THE PROBLEM → Write down every entry below once more, exactly.

--- start of TASK DATA ---

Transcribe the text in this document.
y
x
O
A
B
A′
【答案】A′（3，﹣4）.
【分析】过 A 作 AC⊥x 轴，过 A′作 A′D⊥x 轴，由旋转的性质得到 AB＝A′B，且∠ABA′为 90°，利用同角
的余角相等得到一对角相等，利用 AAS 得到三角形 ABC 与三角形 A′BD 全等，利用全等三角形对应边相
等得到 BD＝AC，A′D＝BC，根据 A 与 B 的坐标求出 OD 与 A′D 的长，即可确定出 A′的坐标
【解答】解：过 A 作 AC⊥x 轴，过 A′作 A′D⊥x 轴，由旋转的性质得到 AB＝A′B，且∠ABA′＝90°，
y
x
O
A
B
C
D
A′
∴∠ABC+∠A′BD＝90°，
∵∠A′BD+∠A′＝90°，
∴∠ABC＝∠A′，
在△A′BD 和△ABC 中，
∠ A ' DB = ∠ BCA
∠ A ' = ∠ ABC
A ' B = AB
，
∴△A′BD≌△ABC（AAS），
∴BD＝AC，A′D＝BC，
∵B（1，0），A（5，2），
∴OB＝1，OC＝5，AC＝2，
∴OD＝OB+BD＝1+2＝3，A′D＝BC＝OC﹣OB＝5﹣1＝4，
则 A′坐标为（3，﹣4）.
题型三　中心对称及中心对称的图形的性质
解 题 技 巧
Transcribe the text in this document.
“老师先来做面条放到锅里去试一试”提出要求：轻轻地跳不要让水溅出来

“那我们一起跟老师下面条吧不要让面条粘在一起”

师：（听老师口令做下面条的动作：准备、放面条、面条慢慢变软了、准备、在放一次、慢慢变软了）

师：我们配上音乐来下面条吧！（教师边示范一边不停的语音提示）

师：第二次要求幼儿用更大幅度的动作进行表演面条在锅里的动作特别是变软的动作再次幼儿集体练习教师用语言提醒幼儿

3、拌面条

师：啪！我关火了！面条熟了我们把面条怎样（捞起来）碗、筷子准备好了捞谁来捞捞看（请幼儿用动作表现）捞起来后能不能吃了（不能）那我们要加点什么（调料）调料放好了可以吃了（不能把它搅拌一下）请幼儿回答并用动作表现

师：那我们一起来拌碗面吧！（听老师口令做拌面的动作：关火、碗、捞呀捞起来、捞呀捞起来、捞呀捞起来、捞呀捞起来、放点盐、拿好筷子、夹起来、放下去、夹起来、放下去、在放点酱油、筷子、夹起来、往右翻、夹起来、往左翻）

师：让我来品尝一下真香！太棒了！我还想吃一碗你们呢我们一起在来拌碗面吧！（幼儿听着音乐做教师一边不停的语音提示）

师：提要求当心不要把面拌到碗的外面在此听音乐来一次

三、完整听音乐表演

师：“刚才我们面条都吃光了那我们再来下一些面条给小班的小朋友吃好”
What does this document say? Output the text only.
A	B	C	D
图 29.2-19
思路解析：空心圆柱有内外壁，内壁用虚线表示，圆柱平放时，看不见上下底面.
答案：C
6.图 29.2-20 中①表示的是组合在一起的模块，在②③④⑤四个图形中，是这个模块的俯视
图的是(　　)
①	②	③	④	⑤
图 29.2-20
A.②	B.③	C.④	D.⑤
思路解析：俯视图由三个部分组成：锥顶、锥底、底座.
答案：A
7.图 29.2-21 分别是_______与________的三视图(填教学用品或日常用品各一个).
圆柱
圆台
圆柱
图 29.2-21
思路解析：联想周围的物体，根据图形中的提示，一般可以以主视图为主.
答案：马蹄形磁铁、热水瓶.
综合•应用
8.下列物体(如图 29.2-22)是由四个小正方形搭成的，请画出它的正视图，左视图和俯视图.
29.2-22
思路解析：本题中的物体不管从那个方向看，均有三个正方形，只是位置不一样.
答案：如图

--- end of TASK DATA ---

SOLUTION TO THIS TASK →
Transcribe the text in this document.
y
x
O
A
B
A′
【答案】A′（3，﹣4）.
【分析】过 A 作 AC⊥x 轴，过 A′作 A′D⊥x 轴，由旋转的性质得到 AB＝A′B，且∠ABA′为 90°，利用同角
的余角相等得到一对角相等，利用 AAS 得到三角形 ABC 与三角形 A′BD 全等，利用全等三角形对应边相
等得到 BD＝AC，A′D＝BC，根据 A 与 B 的坐标求出 OD 与 A′D 的长，即可确定出 A′的坐标
【解答】解：过 A 作 AC⊥x 轴，过 A′作 A′D⊥x 轴，由旋转的性质得到 AB＝A′B，且∠ABA′＝90°，
y
x
O
A
B
C
D
A′
∴∠ABC+∠A′BD＝90°，
∵∠A′BD+∠A′＝90°，
∴∠ABC＝∠A′，
在△A′BD 和△ABC 中，
∠ A ' DB = ∠ BCA
∠ A ' = ∠ ABC
A ' B = AB
，
∴△A′BD≌△ABC（AAS），
∴BD＝AC，A′D＝BC，
∵B（1，0），A（5，2），
∴OB＝1，OC＝5，AC＝2，
∴OD＝OB+BD＝1+2＝3，A′D＝BC＝OC﹣OB＝5﹣1＝4，
则 A′坐标为（3，﹣4）.
题型三　中心对称及中心对称的图形的性质
解 题 技 巧
Transcribe the text in this document.
“老师先来做面条放到锅里去试一试”提出要求：轻轻地跳不要让水溅出来

“那我们一起跟老师下面条吧不要让面条粘在一起”

师：（听老师口令做下面条的动作：准备、放面条、面条慢慢变软了、准备、在放一次、慢慢变软了）

师：我们配上音乐来下面条吧！（教师边示范一边不停的语音提示）

师：第二次要求幼儿用更大幅度的动作进行表演面条在锅里的动作特别是变软的动作再次幼儿集体练习教师用语言提醒幼儿

3、拌面条

师：啪！我关火了！面条熟了我们把面条怎样（捞起来）碗、筷子准备好了捞谁来捞捞看（请幼儿用动作表现）捞起来后能不能吃了（不能）那我们要加点什么（调料）调料放好了可以吃了（不能把它搅拌一下）请幼儿回答并用动作表现

师：那我们一起来拌碗面吧！（听老师口令做拌面的动作：关火、碗、捞呀捞起来、捞呀捞起来、捞呀捞起来、捞呀捞起来、放点盐、拿好筷子、夹起来、放下去、夹起来、放下去、在放点酱油、筷子、夹起来、往右翻、夹起来、往左翻）

师：让我来品尝一下真香！太棒了！我还想吃一碗你们呢我们一起在来拌碗面吧！（幼儿听着音乐做教师一边不停的语音提示）

师：提要求当心不要把面拌到碗的外面在此听音乐来一次

三、完整听音乐表演

师：“刚才我们面条都吃光了那我们再来下一些面条给小班的小朋友吃好”
What does this document say? Output the text only.
A	B	C	D
图 29.2-19
思路解析：空心圆柱有内外壁，内壁用虚线表示，圆柱平放时，看不见上下底面.
答案：C
6.图 29.2-20 中①表示的是组合在一起的模块，在②③④⑤四个图形中，是这个模块的俯视
图的是(　　)
①	②	③	④	⑤
图 29.2-20
A.②	B.③	C.④	D.⑤
思路解析：俯视图由三个部分组成：锥顶、锥底、底座.
答案：A
7.图 29.2-21 分别是_______与________的三视图(填教学用品或日常用品各一个).
圆柱
圆台
圆柱
图 29.2-21
思路解析：联想周围的物体，根据图形中的提示，一般可以以主视图为主.
答案：马蹄形磁铁、热水瓶.
综合•应用
8.下列物体(如图 29.2-22)是由四个小正方形搭成的，请画出它的正视图，左视图和俯视图.
29.2-22
思路解析：本题中的物体不管从那个方向看，均有三个正方形，只是位置不一样.
答案：如图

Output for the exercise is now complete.